[Start RECORDS FOR THIS TASK]

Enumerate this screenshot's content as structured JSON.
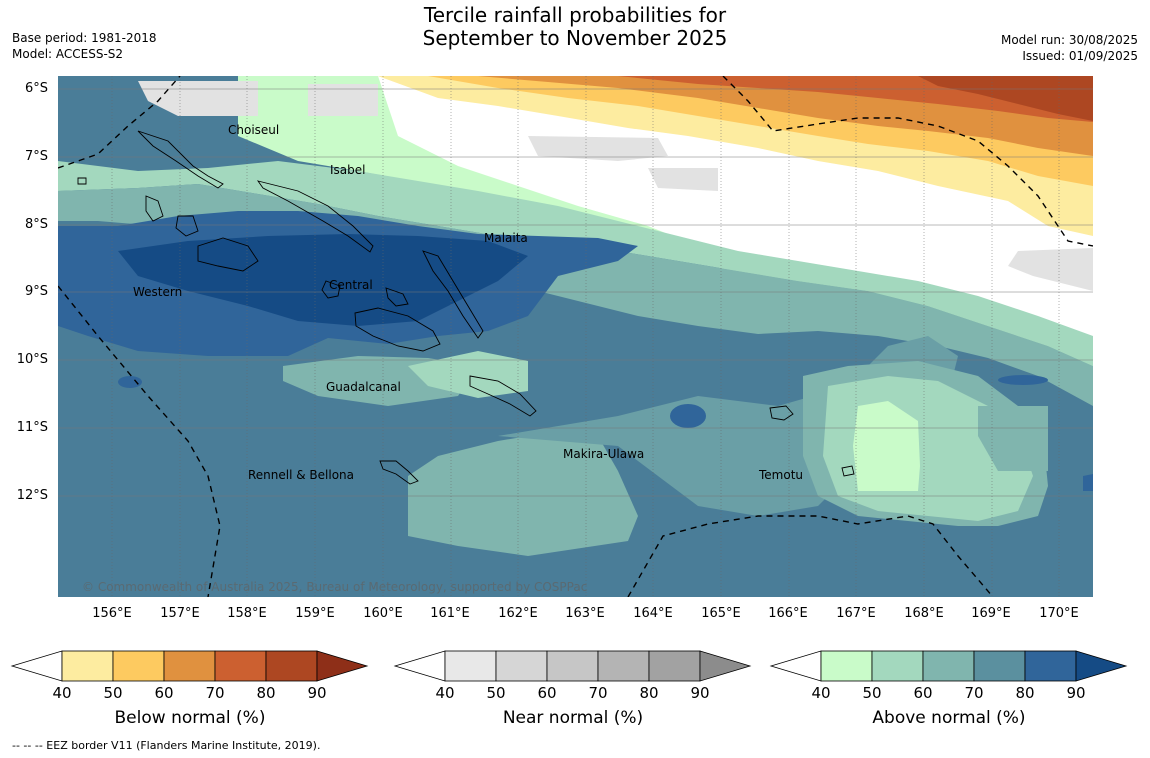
{
  "header": {
    "title_line1": "Tercile rainfall probabilities for",
    "title_line2": "September to November 2025",
    "base_period": "Base period: 1981-2018",
    "model": "Model: ACCESS-S2",
    "model_run": "Model run: 30/08/2025",
    "issued": "Issued: 01/09/2025"
  },
  "axes": {
    "lat_labels": [
      "6°S",
      "7°S",
      "8°S",
      "9°S",
      "10°S",
      "11°S",
      "12°S"
    ],
    "lon_labels": [
      "156°E",
      "157°E",
      "158°E",
      "159°E",
      "160°E",
      "161°E",
      "162°E",
      "163°E",
      "164°E",
      "165°E",
      "166°E",
      "167°E",
      "168°E",
      "169°E",
      "170°E"
    ]
  },
  "regions": {
    "choiseul": "Choiseul",
    "isabel": "Isabel",
    "malaita": "Malaita",
    "western": "Western",
    "central": "Central",
    "guadalcanal": "Guadalcanal",
    "makira": "Makira-Ulawa",
    "rennell": "Rennell & Bellona",
    "temotu": "Temotu"
  },
  "copyright": "© Commonwealth of Australia 2025, Bureau of Meteorology, supported by COSPPac",
  "colorbars": {
    "ticks": [
      "40",
      "50",
      "60",
      "70",
      "80",
      "90"
    ],
    "below": {
      "title": "Below normal (%)",
      "colors": [
        "#fdeca0",
        "#fdca60",
        "#e0913f",
        "#cc6030",
        "#ad4722",
        "#8e2f18"
      ]
    },
    "near": {
      "title": "Near normal (%)",
      "colors": [
        "#e8e8e8",
        "#d6d6d6",
        "#c6c6c6",
        "#b4b4b4",
        "#a2a2a2",
        "#8c8c8c"
      ]
    },
    "above": {
      "title": "Above normal (%)",
      "colors": [
        "#c9fbc9",
        "#a3d8be",
        "#80b5ae",
        "#5b909f",
        "#30659a",
        "#154b85"
      ]
    }
  },
  "eez_note": "--  --  -- EEZ border V11 (Flanders Marine Institute, 2019)."
}
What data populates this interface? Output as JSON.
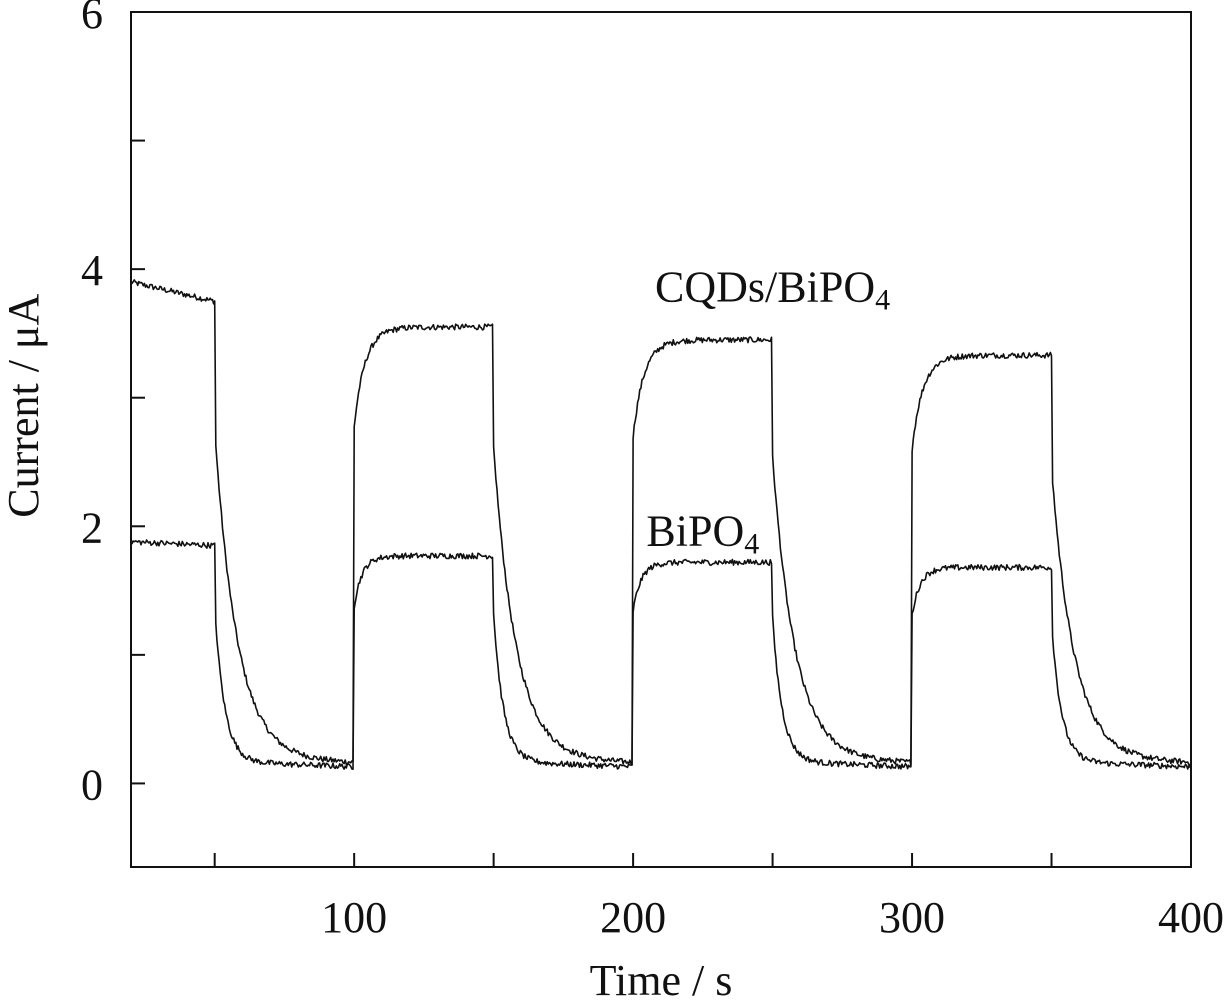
{
  "chart_data": {
    "type": "line",
    "title": "",
    "xlabel": "Time / s",
    "ylabel": "Current / μA",
    "xlim": [
      20,
      400
    ],
    "ylim": [
      -0.65,
      6
    ],
    "grid": false,
    "legend": "none (inline labels)",
    "x_ticks": [
      100,
      200,
      300,
      400
    ],
    "x_minor_ticks": [
      50,
      150,
      250,
      350
    ],
    "y_ticks": [
      0,
      2,
      4,
      6
    ],
    "y_minor_ticks": [
      1,
      3,
      5
    ],
    "series": [
      {
        "name": "CQDs/BiPO4",
        "label": {
          "main": "CQDs/BiPO",
          "sub": "4"
        },
        "label_anchor": [
          250,
          3.75
        ],
        "profile": {
          "initial_on": [
            3.9,
            3.75
          ],
          "on_windows": [
            [
              100,
              150,
              3.55
            ],
            [
              200,
              250,
              3.45
            ],
            [
              300,
              350,
              3.33
            ]
          ],
          "off_windows": [
            [
              50,
              100
            ],
            [
              150,
              200
            ],
            [
              250,
              300
            ],
            [
              350,
              400
            ]
          ],
          "off_baseline": 0.2,
          "decay_tau": 8,
          "rise_tau": 4
        }
      },
      {
        "name": "BiPO4",
        "label": {
          "main": "BiPO",
          "sub": "4"
        },
        "label_anchor": [
          225,
          1.85
        ],
        "profile": {
          "initial_on": [
            1.88,
            1.85
          ],
          "on_windows": [
            [
              100,
              150,
              1.77
            ],
            [
              200,
              250,
              1.72
            ],
            [
              300,
              350,
              1.68
            ]
          ],
          "off_windows": [
            [
              50,
              100
            ],
            [
              150,
              200
            ],
            [
              250,
              300
            ],
            [
              350,
              400
            ]
          ],
          "off_baseline": 0.17,
          "decay_tau": 3.5,
          "rise_tau": 3
        }
      }
    ]
  }
}
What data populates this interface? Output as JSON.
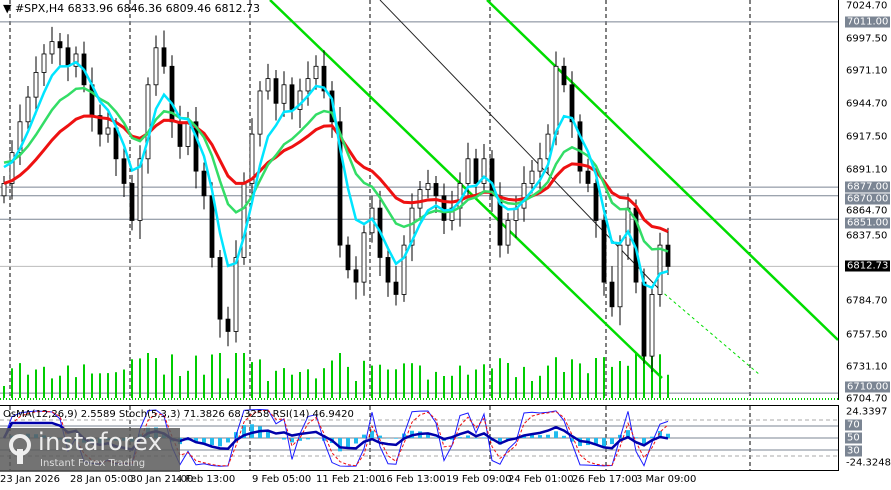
{
  "chart": {
    "symbol": "#SPX,H4",
    "ohlc_text": "6833.96 6846.36 6809.46 6812.73",
    "colors": {
      "bull": "#ffffff",
      "bear": "#000000",
      "volume": "#00cc00",
      "channel": "#00dd00",
      "ma_fast": "#00e5ff",
      "ma_mid": "#33dd66",
      "ma_slow": "#ee1111",
      "tag": "#7b8593"
    },
    "price_axis": [
      "7024.70",
      "6997.50",
      "6971.10",
      "6944.70",
      "6917.50",
      "6891.10",
      "6864.70",
      "6837.50",
      "6784.70",
      "6757.50",
      "6731.10",
      "6704.70"
    ],
    "price_tags": [
      {
        "price": 7011.0,
        "label": "7011.00"
      },
      {
        "price": 6877.0,
        "label": "6877.00"
      },
      {
        "price": 6870.0,
        "label": "6870.00"
      },
      {
        "price": 6851.0,
        "label": "6851.00"
      },
      {
        "price": 6710.0,
        "label": "6710.00"
      }
    ],
    "current_price": {
      "price": 6812.73,
      "label": "6812.73"
    },
    "closes": [
      6880,
      6905,
      6930,
      6950,
      6970,
      6985,
      6995,
      6990,
      6975,
      6985,
      6960,
      6935,
      6920,
      6925,
      6900,
      6880,
      6850,
      6900,
      6960,
      6990,
      6975,
      6930,
      6910,
      6930,
      6890,
      6870,
      6820,
      6770,
      6760,
      6820,
      6880,
      6920,
      6955,
      6965,
      6945,
      6960,
      6940,
      6955,
      6965,
      6975,
      6955,
      6930,
      6830,
      6810,
      6800,
      6840,
      6860,
      6820,
      6800,
      6790,
      6830,
      6860,
      6875,
      6880,
      6870,
      6850,
      6860,
      6880,
      6900,
      6880,
      6900,
      6870,
      6830,
      6850,
      6860,
      6880,
      6890,
      6900,
      6920,
      6975,
      6960,
      6930,
      6890,
      6880,
      6850,
      6800,
      6780,
      6830,
      6860,
      6800,
      6740,
      6790,
      6830,
      6812.73
    ]
  },
  "indicator": {
    "title": "OsMA(12,26,9) 2.5589  Stoch(5,3,3) 71.3826 68.3258  RSI(14) 46.9420",
    "axis": {
      "max": "24.3397",
      "l70": "70",
      "l50": "50",
      "l30": "30",
      "min": "-24.3248"
    }
  },
  "time_axis": [
    "23 Jan 2026",
    "28 Jan 05:00",
    "30 Jan 21:00",
    "4 Feb 13:00",
    "9 Feb 05:00",
    "11 Feb 21:00",
    "16 Feb 13:00",
    "19 Feb 09:00",
    "24 Feb 01:00",
    "26 Feb 17:00",
    "3 Mar 09:00"
  ],
  "watermark": {
    "brand": "instaforex",
    "tagline": "Instant Forex Trading"
  }
}
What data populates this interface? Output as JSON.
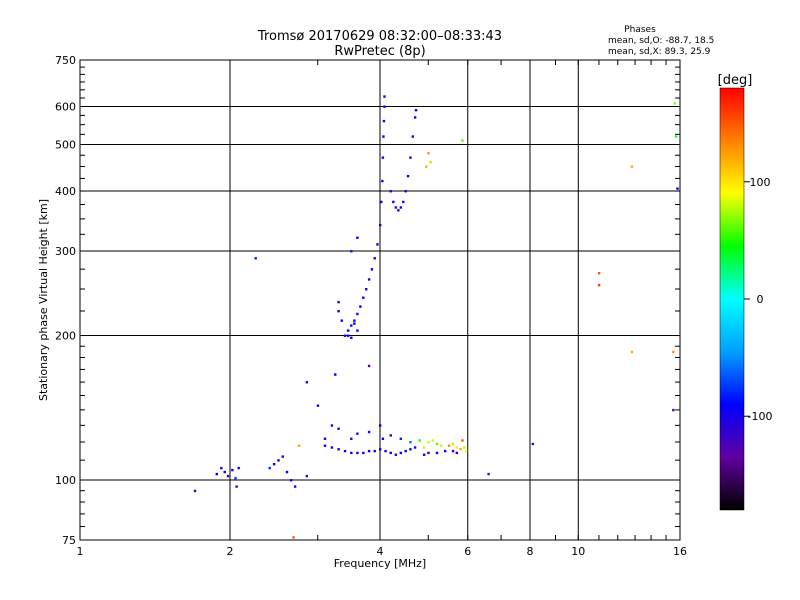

[End RECORDS FOR THIS TASK]

EXERCISE TASK »
Return the listing above word for word, with the pictures removed.

OUTPUT OF THE TASK »
Enumerate this screenshot's content as structured JSON.
{
  "header": {
    "title_line1": "Tercile rainfall probabilities for",
    "title_line2": "September to November 2025",
    "base_period": "Base period: 1981-2018",
    "model": "Model: ACCESS-S2",
    "model_run": "Model run: 30/08/2025",
    "issued": "Issued: 01/09/2025"
  },
  "axes": {
    "lat_labels": [
      "6°S",
      "7°S",
      "8°S",
      "9°S",
      "10°S",
      "11°S",
      "12°S"
    ],
    "lon_labels": [
      "156°E",
      "157°E",
      "158°E",
      "159°E",
      "160°E",
      "161°E",
      "162°E",
      "163°E",
      "164°E",
      "165°E",
      "166°E",
      "167°E",
      "168°E",
      "169°E",
      "170°E"
    ]
  },
  "regions": {
    "choiseul": "Choiseul",
    "isabel": "Isabel",
    "malaita": "Malaita",
    "western": "Western",
    "central": "Central",
    "guadalcanal": "Guadalcanal",
    "makira": "Makira-Ulawa",
    "rennell": "Rennell & Bellona",
    "temotu": "Temotu"
  },
  "copyright": "© Commonwealth of Australia 2025, Bureau of Meteorology, supported by COSPPac",
  "colorbars": {
    "ticks": [
      "40",
      "50",
      "60",
      "70",
      "80",
      "90"
    ],
    "below": {
      "title": "Below normal (%)",
      "colors": [
        "#fdeca0",
        "#fdca60",
        "#e0913f",
        "#cc6030",
        "#ad4722",
        "#8e2f18"
      ]
    },
    "near": {
      "title": "Near normal (%)",
      "colors": [
        "#e8e8e8",
        "#d6d6d6",
        "#c6c6c6",
        "#b4b4b4",
        "#a2a2a2",
        "#8c8c8c"
      ]
    },
    "above": {
      "title": "Above normal (%)",
      "colors": [
        "#c9fbc9",
        "#a3d8be",
        "#80b5ae",
        "#5b909f",
        "#30659a",
        "#154b85"
      ]
    }
  },
  "eez_note": "--  --  -- EEZ border V11 (Flanders Marine Institute, 2019)."
}
What data populates this interface? Output as JSON.
{
  "chart_data": {
    "type": "line",
    "title": "",
    "xlabel": "Time / s",
    "ylabel": "Current / μA",
    "xlim": [
      20,
      400
    ],
    "ylim": [
      -0.65,
      6
    ],
    "grid": false,
    "legend": "none (inline labels)",
    "x_ticks": [
      100,
      200,
      300,
      400
    ],
    "x_minor_ticks": [
      50,
      150,
      250,
      350
    ],
    "y_ticks": [
      0,
      2,
      4,
      6
    ],
    "y_minor_ticks": [
      1,
      3,
      5
    ],
    "series": [
      {
        "name": "CQDs/BiPO4",
        "label": {
          "main": "CQDs/BiPO",
          "sub": "4"
        },
        "label_anchor": [
          250,
          3.75
        ],
        "profile": {
          "initial_on": [
            3.9,
            3.75
          ],
          "on_windows": [
            [
              100,
              150,
              3.55
            ],
            [
              200,
              250,
              3.45
            ],
            [
              300,
              350,
              3.33
            ]
          ],
          "off_windows": [
            [
              50,
              100
            ],
            [
              150,
              200
            ],
            [
              250,
              300
            ],
            [
              350,
              400
            ]
          ],
          "off_baseline": 0.2,
          "decay_tau": 8,
          "rise_tau": 4
        }
      },
      {
        "name": "BiPO4",
        "label": {
          "main": "BiPO",
          "sub": "4"
        },
        "label_anchor": [
          225,
          1.85
        ],
        "profile": {
          "initial_on": [
            1.88,
            1.85
          ],
          "on_windows": [
            [
              100,
              150,
              1.77
            ],
            [
              200,
              250,
              1.72
            ],
            [
              300,
              350,
              1.68
            ]
          ],
          "off_windows": [
            [
              50,
              100
            ],
            [
              150,
              200
            ],
            [
              250,
              300
            ],
            [
              350,
              400
            ]
          ],
          "off_baseline": 0.17,
          "decay_tau": 3.5,
          "rise_tau": 3
        }
      }
    ]
  }
}
What data populates this interface? Output as JSON.
{
  "chart": {
    "symbol": "#SPX,H4",
    "ohlc_text": "6833.96 6846.36 6809.46 6812.73",
    "colors": {
      "bull": "#ffffff",
      "bear": "#000000",
      "volume": "#00cc00",
      "channel": "#00dd00",
      "ma_fast": "#00e5ff",
      "ma_mid": "#33dd66",
      "ma_slow": "#ee1111",
      "tag": "#7b8593"
    },
    "price_axis": [
      "7024.70",
      "6997.50",
      "6971.10",
      "6944.70",
      "6917.50",
      "6891.10",
      "6864.70",
      "6837.50",
      "6784.70",
      "6757.50",
      "6731.10",
      "6704.70"
    ],
    "price_tags": [
      {
        "price": 7011.0,
        "label": "7011.00"
      },
      {
        "price": 6877.0,
        "label": "6877.00"
      },
      {
        "price": 6870.0,
        "label": "6870.00"
      },
      {
        "price": 6851.0,
        "label": "6851.00"
      },
      {
        "price": 6710.0,
        "label": "6710.00"
      }
    ],
    "current_price": {
      "price": 6812.73,
      "label": "6812.73"
    },
    "closes": [
      6880,
      6905,
      6930,
      6950,
      6970,
      6985,
      6995,
      6990,
      6975,
      6985,
      6960,
      6935,
      6920,
      6925,
      6900,
      6880,
      6850,
      6900,
      6960,
      6990,
      6975,
      6930,
      6910,
      6930,
      6890,
      6870,
      6820,
      6770,
      6760,
      6820,
      6880,
      6920,
      6955,
      6965,
      6945,
      6960,
      6940,
      6955,
      6965,
      6975,
      6955,
      6930,
      6830,
      6810,
      6800,
      6840,
      6860,
      6820,
      6800,
      6790,
      6830,
      6860,
      6875,
      6880,
      6870,
      6850,
      6860,
      6880,
      6900,
      6880,
      6900,
      6870,
      6830,
      6850,
      6860,
      6880,
      6890,
      6900,
      6920,
      6975,
      6960,
      6930,
      6890,
      6880,
      6850,
      6800,
      6780,
      6830,
      6860,
      6800,
      6740,
      6790,
      6830,
      6812.73
    ]
  },
  "indicator": {
    "title": "OsMA(12,26,9) 2.5589  Stoch(5,3,3) 71.3826 68.3258  RSI(14) 46.9420",
    "axis": {
      "max": "24.3397",
      "l70": "70",
      "l50": "50",
      "l30": "30",
      "min": "-24.3248"
    }
  },
  "time_axis": [
    "23 Jan 2026",
    "28 Jan 05:00",
    "30 Jan 21:00",
    "4 Feb 13:00",
    "9 Feb 05:00",
    "11 Feb 21:00",
    "16 Feb 13:00",
    "19 Feb 09:00",
    "24 Feb 01:00",
    "26 Feb 17:00",
    "3 Mar 09:00"
  ],
  "watermark": {
    "brand": "instaforex",
    "tagline": "Instant Forex Trading"
  }
}
What data populates this interface? Output as JSON.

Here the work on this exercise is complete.